(EXERCISE DIRECTIONS): Return the entries below verbatim. Pictures stay out.

(RECORDS SHOWN):
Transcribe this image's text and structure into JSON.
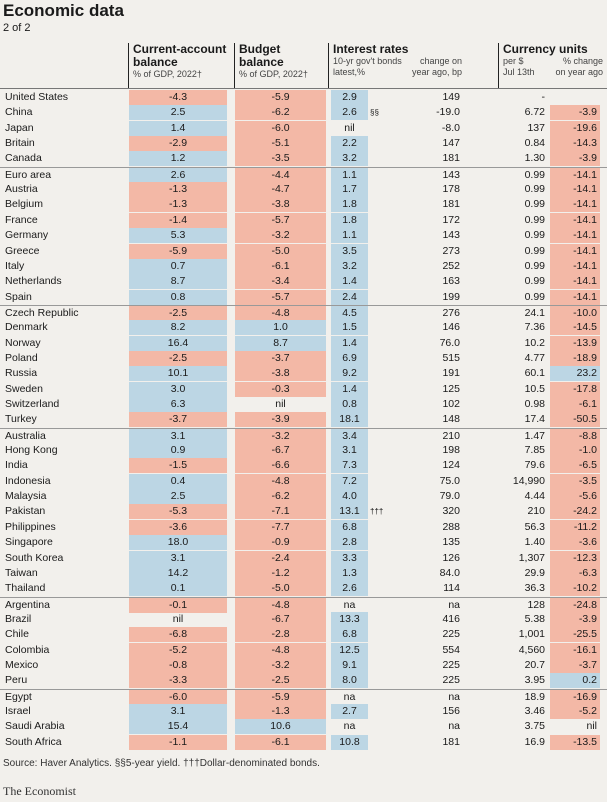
{
  "title": "Economic data",
  "subtitle": "2 of 2",
  "headers": {
    "ca": {
      "h1": "Current-account",
      "h2": "balance",
      "s": "% of GDP, 2022†"
    },
    "bb": {
      "h1": "Budget",
      "h2": "balance",
      "s": "% of GDP, 2022†"
    },
    "ir": {
      "h1": "Interest rates",
      "s1": "10-yr gov't bonds",
      "s2": "latest,%",
      "c1": "change on",
      "c2": "year ago, bp"
    },
    "cu": {
      "h1": "Currency units",
      "s1": "per $",
      "s2": "Jul 13th",
      "c1": "% change",
      "c2": "on year ago"
    }
  },
  "rows": [
    [
      "United States",
      "-4.3",
      "-5.9",
      "2.9",
      "",
      "149",
      "-",
      ""
    ],
    [
      "China",
      "2.5",
      "-6.2",
      "2.6",
      "§§",
      "-19.0",
      "6.72",
      "-3.9"
    ],
    [
      "Japan",
      "1.4",
      "-6.0",
      "nil",
      "",
      "-8.0",
      "137",
      "-19.6"
    ],
    [
      "Britain",
      "-2.9",
      "-5.1",
      "2.2",
      "",
      "147",
      "0.84",
      "-14.3"
    ],
    [
      "Canada",
      "1.2",
      "-3.5",
      "3.2",
      "",
      "181",
      "1.30",
      "-3.9"
    ],
    [
      "Euro area",
      "2.6",
      "-4.4",
      "1.1",
      "",
      "143",
      "0.99",
      "-14.1"
    ],
    [
      "Austria",
      "-1.3",
      "-4.7",
      "1.7",
      "",
      "178",
      "0.99",
      "-14.1"
    ],
    [
      "Belgium",
      "-1.3",
      "-3.8",
      "1.8",
      "",
      "181",
      "0.99",
      "-14.1"
    ],
    [
      "France",
      "-1.4",
      "-5.7",
      "1.8",
      "",
      "172",
      "0.99",
      "-14.1"
    ],
    [
      "Germany",
      "5.3",
      "-3.2",
      "1.1",
      "",
      "143",
      "0.99",
      "-14.1"
    ],
    [
      "Greece",
      "-5.9",
      "-5.0",
      "3.5",
      "",
      "273",
      "0.99",
      "-14.1"
    ],
    [
      "Italy",
      "0.7",
      "-6.1",
      "3.2",
      "",
      "252",
      "0.99",
      "-14.1"
    ],
    [
      "Netherlands",
      "8.7",
      "-3.4",
      "1.4",
      "",
      "163",
      "0.99",
      "-14.1"
    ],
    [
      "Spain",
      "0.8",
      "-5.7",
      "2.4",
      "",
      "199",
      "0.99",
      "-14.1"
    ],
    [
      "Czech Republic",
      "-2.5",
      "-4.8",
      "4.5",
      "",
      "276",
      "24.1",
      "-10.0"
    ],
    [
      "Denmark",
      "8.2",
      "1.0",
      "1.5",
      "",
      "146",
      "7.36",
      "-14.5"
    ],
    [
      "Norway",
      "16.4",
      "8.7",
      "1.4",
      "",
      "76.0",
      "10.2",
      "-13.9"
    ],
    [
      "Poland",
      "-2.5",
      "-3.7",
      "6.9",
      "",
      "515",
      "4.77",
      "-18.9"
    ],
    [
      "Russia",
      "10.1",
      "-3.8",
      "9.2",
      "",
      "191",
      "60.1",
      "23.2"
    ],
    [
      "Sweden",
      "3.0",
      "-0.3",
      "1.4",
      "",
      "125",
      "10.5",
      "-17.8"
    ],
    [
      "Switzerland",
      "6.3",
      "nil",
      "0.8",
      "",
      "102",
      "0.98",
      "-6.1"
    ],
    [
      "Turkey",
      "-3.7",
      "-3.9",
      "18.1",
      "",
      "148",
      "17.4",
      "-50.5"
    ],
    [
      "Australia",
      "3.1",
      "-3.2",
      "3.4",
      "",
      "210",
      "1.47",
      "-8.8"
    ],
    [
      "Hong Kong",
      "0.9",
      "-6.7",
      "3.1",
      "",
      "198",
      "7.85",
      "-1.0"
    ],
    [
      "India",
      "-1.5",
      "-6.6",
      "7.3",
      "",
      "124",
      "79.6",
      "-6.5"
    ],
    [
      "Indonesia",
      "0.4",
      "-4.8",
      "7.2",
      "",
      "75.0",
      "14,990",
      "-3.5"
    ],
    [
      "Malaysia",
      "2.5",
      "-6.2",
      "4.0",
      "",
      "79.0",
      "4.44",
      "-5.6"
    ],
    [
      "Pakistan",
      "-5.3",
      "-7.1",
      "13.1",
      "†††",
      "320",
      "210",
      "-24.2"
    ],
    [
      "Philippines",
      "-3.6",
      "-7.7",
      "6.8",
      "",
      "288",
      "56.3",
      "-11.2"
    ],
    [
      "Singapore",
      "18.0",
      "-0.9",
      "2.8",
      "",
      "135",
      "1.40",
      "-3.6"
    ],
    [
      "South Korea",
      "3.1",
      "-2.4",
      "3.3",
      "",
      "126",
      "1,307",
      "-12.3"
    ],
    [
      "Taiwan",
      "14.2",
      "-1.2",
      "1.3",
      "",
      "84.0",
      "29.9",
      "-6.3"
    ],
    [
      "Thailand",
      "0.1",
      "-5.0",
      "2.6",
      "",
      "114",
      "36.3",
      "-10.2"
    ],
    [
      "Argentina",
      "-0.1",
      "-4.8",
      "na",
      "",
      "na",
      "128",
      "-24.8"
    ],
    [
      "Brazil",
      "nil",
      "-6.7",
      "13.3",
      "",
      "416",
      "5.38",
      "-3.9"
    ],
    [
      "Chile",
      "-6.8",
      "-2.8",
      "6.8",
      "",
      "225",
      "1,001",
      "-25.5"
    ],
    [
      "Colombia",
      "-5.2",
      "-4.8",
      "12.5",
      "",
      "554",
      "4,560",
      "-16.1"
    ],
    [
      "Mexico",
      "-0.8",
      "-3.2",
      "9.1",
      "",
      "225",
      "20.7",
      "-3.7"
    ],
    [
      "Peru",
      "-3.3",
      "-2.5",
      "8.0",
      "",
      "225",
      "3.95",
      "0.2"
    ],
    [
      "Egypt",
      "-6.0",
      "-5.9",
      "na",
      "",
      "na",
      "18.9",
      "-16.9"
    ],
    [
      "Israel",
      "3.1",
      "-1.3",
      "2.7",
      "",
      "156",
      "3.46",
      "-5.2"
    ],
    [
      "Saudi Arabia",
      "15.4",
      "10.6",
      "na",
      "",
      "na",
      "3.75",
      "nil"
    ],
    [
      "South Africa",
      "-1.1",
      "-6.1",
      "10.8",
      "",
      "181",
      "16.9",
      "-13.5"
    ]
  ],
  "separators_after": [
    4,
    13,
    21,
    32,
    38
  ],
  "source": "Source: Haver Analytics.  §§5-year yield. †††Dollar-denominated bonds.",
  "brand": "The Economist"
}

(TASK RESULT):
Transcribe this image's text and structure into JSON.
{
  "title": "Economic data",
  "subtitle": "2 of 2",
  "headers": {
    "ca": {
      "h1": "Current-account",
      "h2": "balance",
      "s": "% of GDP, 2022†"
    },
    "bb": {
      "h1": "Budget",
      "h2": "balance",
      "s": "% of GDP, 2022†"
    },
    "ir": {
      "h1": "Interest rates",
      "s1": "10-yr gov't bonds",
      "s2": "latest,%",
      "c1": "change on",
      "c2": "year ago, bp"
    },
    "cu": {
      "h1": "Currency units",
      "s1": "per $",
      "s2": "Jul 13th",
      "c1": "% change",
      "c2": "on year ago"
    }
  },
  "rows": [
    [
      "United States",
      "-4.3",
      "-5.9",
      "2.9",
      "",
      "149",
      "-",
      ""
    ],
    [
      "China",
      "2.5",
      "-6.2",
      "2.6",
      "§§",
      "-19.0",
      "6.72",
      "-3.9"
    ],
    [
      "Japan",
      "1.4",
      "-6.0",
      "nil",
      "",
      "-8.0",
      "137",
      "-19.6"
    ],
    [
      "Britain",
      "-2.9",
      "-5.1",
      "2.2",
      "",
      "147",
      "0.84",
      "-14.3"
    ],
    [
      "Canada",
      "1.2",
      "-3.5",
      "3.2",
      "",
      "181",
      "1.30",
      "-3.9"
    ],
    [
      "Euro area",
      "2.6",
      "-4.4",
      "1.1",
      "",
      "143",
      "0.99",
      "-14.1"
    ],
    [
      "Austria",
      "-1.3",
      "-4.7",
      "1.7",
      "",
      "178",
      "0.99",
      "-14.1"
    ],
    [
      "Belgium",
      "-1.3",
      "-3.8",
      "1.8",
      "",
      "181",
      "0.99",
      "-14.1"
    ],
    [
      "France",
      "-1.4",
      "-5.7",
      "1.8",
      "",
      "172",
      "0.99",
      "-14.1"
    ],
    [
      "Germany",
      "5.3",
      "-3.2",
      "1.1",
      "",
      "143",
      "0.99",
      "-14.1"
    ],
    [
      "Greece",
      "-5.9",
      "-5.0",
      "3.5",
      "",
      "273",
      "0.99",
      "-14.1"
    ],
    [
      "Italy",
      "0.7",
      "-6.1",
      "3.2",
      "",
      "252",
      "0.99",
      "-14.1"
    ],
    [
      "Netherlands",
      "8.7",
      "-3.4",
      "1.4",
      "",
      "163",
      "0.99",
      "-14.1"
    ],
    [
      "Spain",
      "0.8",
      "-5.7",
      "2.4",
      "",
      "199",
      "0.99",
      "-14.1"
    ],
    [
      "Czech Republic",
      "-2.5",
      "-4.8",
      "4.5",
      "",
      "276",
      "24.1",
      "-10.0"
    ],
    [
      "Denmark",
      "8.2",
      "1.0",
      "1.5",
      "",
      "146",
      "7.36",
      "-14.5"
    ],
    [
      "Norway",
      "16.4",
      "8.7",
      "1.4",
      "",
      "76.0",
      "10.2",
      "-13.9"
    ],
    [
      "Poland",
      "-2.5",
      "-3.7",
      "6.9",
      "",
      "515",
      "4.77",
      "-18.9"
    ],
    [
      "Russia",
      "10.1",
      "-3.8",
      "9.2",
      "",
      "191",
      "60.1",
      "23.2"
    ],
    [
      "Sweden",
      "3.0",
      "-0.3",
      "1.4",
      "",
      "125",
      "10.5",
      "-17.8"
    ],
    [
      "Switzerland",
      "6.3",
      "nil",
      "0.8",
      "",
      "102",
      "0.98",
      "-6.1"
    ],
    [
      "Turkey",
      "-3.7",
      "-3.9",
      "18.1",
      "",
      "148",
      "17.4",
      "-50.5"
    ],
    [
      "Australia",
      "3.1",
      "-3.2",
      "3.4",
      "",
      "210",
      "1.47",
      "-8.8"
    ],
    [
      "Hong Kong",
      "0.9",
      "-6.7",
      "3.1",
      "",
      "198",
      "7.85",
      "-1.0"
    ],
    [
      "India",
      "-1.5",
      "-6.6",
      "7.3",
      "",
      "124",
      "79.6",
      "-6.5"
    ],
    [
      "Indonesia",
      "0.4",
      "-4.8",
      "7.2",
      "",
      "75.0",
      "14,990",
      "-3.5"
    ],
    [
      "Malaysia",
      "2.5",
      "-6.2",
      "4.0",
      "",
      "79.0",
      "4.44",
      "-5.6"
    ],
    [
      "Pakistan",
      "-5.3",
      "-7.1",
      "13.1",
      "†††",
      "320",
      "210",
      "-24.2"
    ],
    [
      "Philippines",
      "-3.6",
      "-7.7",
      "6.8",
      "",
      "288",
      "56.3",
      "-11.2"
    ],
    [
      "Singapore",
      "18.0",
      "-0.9",
      "2.8",
      "",
      "135",
      "1.40",
      "-3.6"
    ],
    [
      "South Korea",
      "3.1",
      "-2.4",
      "3.3",
      "",
      "126",
      "1,307",
      "-12.3"
    ],
    [
      "Taiwan",
      "14.2",
      "-1.2",
      "1.3",
      "",
      "84.0",
      "29.9",
      "-6.3"
    ],
    [
      "Thailand",
      "0.1",
      "-5.0",
      "2.6",
      "",
      "114",
      "36.3",
      "-10.2"
    ],
    [
      "Argentina",
      "-0.1",
      "-4.8",
      "na",
      "",
      "na",
      "128",
      "-24.8"
    ],
    [
      "Brazil",
      "nil",
      "-6.7",
      "13.3",
      "",
      "416",
      "5.38",
      "-3.9"
    ],
    [
      "Chile",
      "-6.8",
      "-2.8",
      "6.8",
      "",
      "225",
      "1,001",
      "-25.5"
    ],
    [
      "Colombia",
      "-5.2",
      "-4.8",
      "12.5",
      "",
      "554",
      "4,560",
      "-16.1"
    ],
    [
      "Mexico",
      "-0.8",
      "-3.2",
      "9.1",
      "",
      "225",
      "20.7",
      "-3.7"
    ],
    [
      "Peru",
      "-3.3",
      "-2.5",
      "8.0",
      "",
      "225",
      "3.95",
      "0.2"
    ],
    [
      "Egypt",
      "-6.0",
      "-5.9",
      "na",
      "",
      "na",
      "18.9",
      "-16.9"
    ],
    [
      "Israel",
      "3.1",
      "-1.3",
      "2.7",
      "",
      "156",
      "3.46",
      "-5.2"
    ],
    [
      "Saudi Arabia",
      "15.4",
      "10.6",
      "na",
      "",
      "na",
      "3.75",
      "nil"
    ],
    [
      "South Africa",
      "-1.1",
      "-6.1",
      "10.8",
      "",
      "181",
      "16.9",
      "-13.5"
    ]
  ],
  "separators_after": [
    4,
    13,
    21,
    32,
    38
  ],
  "source": "Source: Haver Analytics.  §§5-year yield. †††Dollar-denominated bonds.",
  "brand": "The Economist"
}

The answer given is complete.